PROBLEM DETAILS> The records below must be retyped exactly.

RECORDS FOR THIS EXERCISE>
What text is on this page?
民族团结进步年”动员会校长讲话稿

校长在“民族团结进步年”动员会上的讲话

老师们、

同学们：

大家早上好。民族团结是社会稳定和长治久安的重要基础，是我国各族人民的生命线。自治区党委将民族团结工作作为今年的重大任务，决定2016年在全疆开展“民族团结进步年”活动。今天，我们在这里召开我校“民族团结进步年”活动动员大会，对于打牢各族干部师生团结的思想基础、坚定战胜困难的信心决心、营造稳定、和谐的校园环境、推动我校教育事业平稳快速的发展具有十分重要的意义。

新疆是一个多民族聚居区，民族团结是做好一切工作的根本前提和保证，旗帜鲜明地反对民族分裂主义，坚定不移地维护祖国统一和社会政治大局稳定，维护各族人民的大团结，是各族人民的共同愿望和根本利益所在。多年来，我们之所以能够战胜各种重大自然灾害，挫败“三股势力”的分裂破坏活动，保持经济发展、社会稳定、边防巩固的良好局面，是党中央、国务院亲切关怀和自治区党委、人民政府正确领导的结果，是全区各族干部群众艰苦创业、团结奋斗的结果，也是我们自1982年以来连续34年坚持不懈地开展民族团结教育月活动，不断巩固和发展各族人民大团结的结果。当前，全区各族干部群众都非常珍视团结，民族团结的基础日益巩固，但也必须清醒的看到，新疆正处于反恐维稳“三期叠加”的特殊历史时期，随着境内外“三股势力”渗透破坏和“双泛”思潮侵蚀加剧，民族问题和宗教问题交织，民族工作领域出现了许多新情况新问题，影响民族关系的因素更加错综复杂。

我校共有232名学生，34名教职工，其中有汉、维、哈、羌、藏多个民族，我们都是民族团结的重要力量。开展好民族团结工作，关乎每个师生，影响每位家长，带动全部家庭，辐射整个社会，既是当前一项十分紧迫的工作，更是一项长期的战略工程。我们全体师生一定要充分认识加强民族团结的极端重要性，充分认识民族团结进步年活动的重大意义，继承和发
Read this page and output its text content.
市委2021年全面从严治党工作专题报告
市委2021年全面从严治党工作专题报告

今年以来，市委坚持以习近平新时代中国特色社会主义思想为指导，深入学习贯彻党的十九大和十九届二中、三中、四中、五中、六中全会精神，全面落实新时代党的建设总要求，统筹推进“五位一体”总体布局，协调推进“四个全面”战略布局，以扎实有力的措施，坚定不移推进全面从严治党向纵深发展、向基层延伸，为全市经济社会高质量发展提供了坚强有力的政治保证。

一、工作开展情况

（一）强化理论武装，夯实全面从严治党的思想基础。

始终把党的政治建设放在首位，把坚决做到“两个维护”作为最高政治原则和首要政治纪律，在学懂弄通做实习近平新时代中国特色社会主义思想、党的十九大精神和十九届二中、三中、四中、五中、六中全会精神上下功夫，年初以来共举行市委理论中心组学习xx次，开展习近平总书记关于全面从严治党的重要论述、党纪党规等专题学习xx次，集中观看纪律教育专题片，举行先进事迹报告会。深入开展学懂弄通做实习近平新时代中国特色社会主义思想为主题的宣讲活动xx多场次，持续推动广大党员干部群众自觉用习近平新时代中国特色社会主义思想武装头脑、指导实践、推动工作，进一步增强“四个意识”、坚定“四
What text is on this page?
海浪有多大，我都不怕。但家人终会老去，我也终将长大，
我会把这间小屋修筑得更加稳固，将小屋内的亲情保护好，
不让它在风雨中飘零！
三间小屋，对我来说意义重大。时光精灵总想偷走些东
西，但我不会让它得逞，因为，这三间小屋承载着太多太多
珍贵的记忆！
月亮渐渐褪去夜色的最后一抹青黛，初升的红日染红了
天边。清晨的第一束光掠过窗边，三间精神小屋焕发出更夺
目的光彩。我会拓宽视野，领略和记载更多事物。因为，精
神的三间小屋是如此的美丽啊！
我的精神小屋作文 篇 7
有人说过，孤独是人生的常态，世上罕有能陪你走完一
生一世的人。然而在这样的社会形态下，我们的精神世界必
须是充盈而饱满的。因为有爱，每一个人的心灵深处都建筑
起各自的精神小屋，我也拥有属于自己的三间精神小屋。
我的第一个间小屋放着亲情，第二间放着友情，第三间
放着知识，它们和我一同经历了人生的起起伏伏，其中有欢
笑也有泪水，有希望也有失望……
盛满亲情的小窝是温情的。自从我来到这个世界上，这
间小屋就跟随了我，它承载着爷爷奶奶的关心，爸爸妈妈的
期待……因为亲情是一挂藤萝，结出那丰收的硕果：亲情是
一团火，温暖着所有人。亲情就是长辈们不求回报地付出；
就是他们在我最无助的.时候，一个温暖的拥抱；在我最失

COMPLETE OUTPUT>
What text is on this page?
民族团结进步年”动员会校长讲话稿

校长在“民族团结进步年”动员会上的讲话

老师们、

同学们：

大家早上好。民族团结是社会稳定和长治久安的重要基础，是我国各族人民的生命线。自治区党委将民族团结工作作为今年的重大任务，决定2016年在全疆开展“民族团结进步年”活动。今天，我们在这里召开我校“民族团结进步年”活动动员大会，对于打牢各族干部师生团结的思想基础、坚定战胜困难的信心决心、营造稳定、和谐的校园环境、推动我校教育事业平稳快速的发展具有十分重要的意义。

新疆是一个多民族聚居区，民族团结是做好一切工作的根本前提和保证，旗帜鲜明地反对民族分裂主义，坚定不移地维护祖国统一和社会政治大局稳定，维护各族人民的大团结，是各族人民的共同愿望和根本利益所在。多年来，我们之所以能够战胜各种重大自然灾害，挫败“三股势力”的分裂破坏活动，保持经济发展、社会稳定、边防巩固的良好局面，是党中央、国务院亲切关怀和自治区党委、人民政府正确领导的结果，是全区各族干部群众艰苦创业、团结奋斗的结果，也是我们自1982年以来连续34年坚持不懈地开展民族团结教育月活动，不断巩固和发展各族人民大团结的结果。当前，全区各族干部群众都非常珍视团结，民族团结的基础日益巩固，但也必须清醒的看到，新疆正处于反恐维稳“三期叠加”的特殊历史时期，随着境内外“三股势力”渗透破坏和“双泛”思潮侵蚀加剧，民族问题和宗教问题交织，民族工作领域出现了许多新情况新问题，影响民族关系的因素更加错综复杂。

我校共有232名学生，34名教职工，其中有汉、维、哈、羌、藏多个民族，我们都是民族团结的重要力量。开展好民族团结工作，关乎每个师生，影响每位家长，带动全部家庭，辐射整个社会，既是当前一项十分紧迫的工作，更是一项长期的战略工程。我们全体师生一定要充分认识加强民族团结的极端重要性，充分认识民族团结进步年活动的重大意义，继承和发
Read this page and output its text content.
市委2021年全面从严治党工作专题报告
市委2021年全面从严治党工作专题报告

今年以来，市委坚持以习近平新时代中国特色社会主义思想为指导，深入学习贯彻党的十九大和十九届二中、三中、四中、五中、六中全会精神，全面落实新时代党的建设总要求，统筹推进“五位一体”总体布局，协调推进“四个全面”战略布局，以扎实有力的措施，坚定不移推进全面从严治党向纵深发展、向基层延伸，为全市经济社会高质量发展提供了坚强有力的政治保证。

一、工作开展情况

（一）强化理论武装，夯实全面从严治党的思想基础。

始终把党的政治建设放在首位，把坚决做到“两个维护”作为最高政治原则和首要政治纪律，在学懂弄通做实习近平新时代中国特色社会主义思想、党的十九大精神和十九届二中、三中、四中、五中、六中全会精神上下功夫，年初以来共举行市委理论中心组学习xx次，开展习近平总书记关于全面从严治党的重要论述、党纪党规等专题学习xx次，集中观看纪律教育专题片，举行先进事迹报告会。深入开展学懂弄通做实习近平新时代中国特色社会主义思想为主题的宣讲活动xx多场次，持续推动广大党员干部群众自觉用习近平新时代中国特色社会主义思想武装头脑、指导实践、推动工作，进一步增强“四个意识”、坚定“四
What text is on this page?
海浪有多大，我都不怕。但家人终会老去，我也终将长大，
我会把这间小屋修筑得更加稳固，将小屋内的亲情保护好，
不让它在风雨中飘零！
三间小屋，对我来说意义重大。时光精灵总想偷走些东
西，但我不会让它得逞，因为，这三间小屋承载着太多太多
珍贵的记忆！
月亮渐渐褪去夜色的最后一抹青黛，初升的红日染红了
天边。清晨的第一束光掠过窗边，三间精神小屋焕发出更夺
目的光彩。我会拓宽视野，领略和记载更多事物。因为，精
神的三间小屋是如此的美丽啊！
我的精神小屋作文 篇 7
有人说过，孤独是人生的常态，世上罕有能陪你走完一
生一世的人。然而在这样的社会形态下，我们的精神世界必
须是充盈而饱满的。因为有爱，每一个人的心灵深处都建筑
起各自的精神小屋，我也拥有属于自己的三间精神小屋。
我的第一个间小屋放着亲情，第二间放着友情，第三间
放着知识，它们和我一同经历了人生的起起伏伏，其中有欢
笑也有泪水，有希望也有失望……
盛满亲情的小窝是温情的。自从我来到这个世界上，这
间小屋就跟随了我，它承载着爷爷奶奶的关心，爸爸妈妈的
期待……因为亲情是一挂藤萝，结出那丰收的硕果：亲情是
一团火，温暖着所有人。亲情就是长辈们不求回报地付出；
就是他们在我最无助的.时候，一个温暖的拥抱；在我最失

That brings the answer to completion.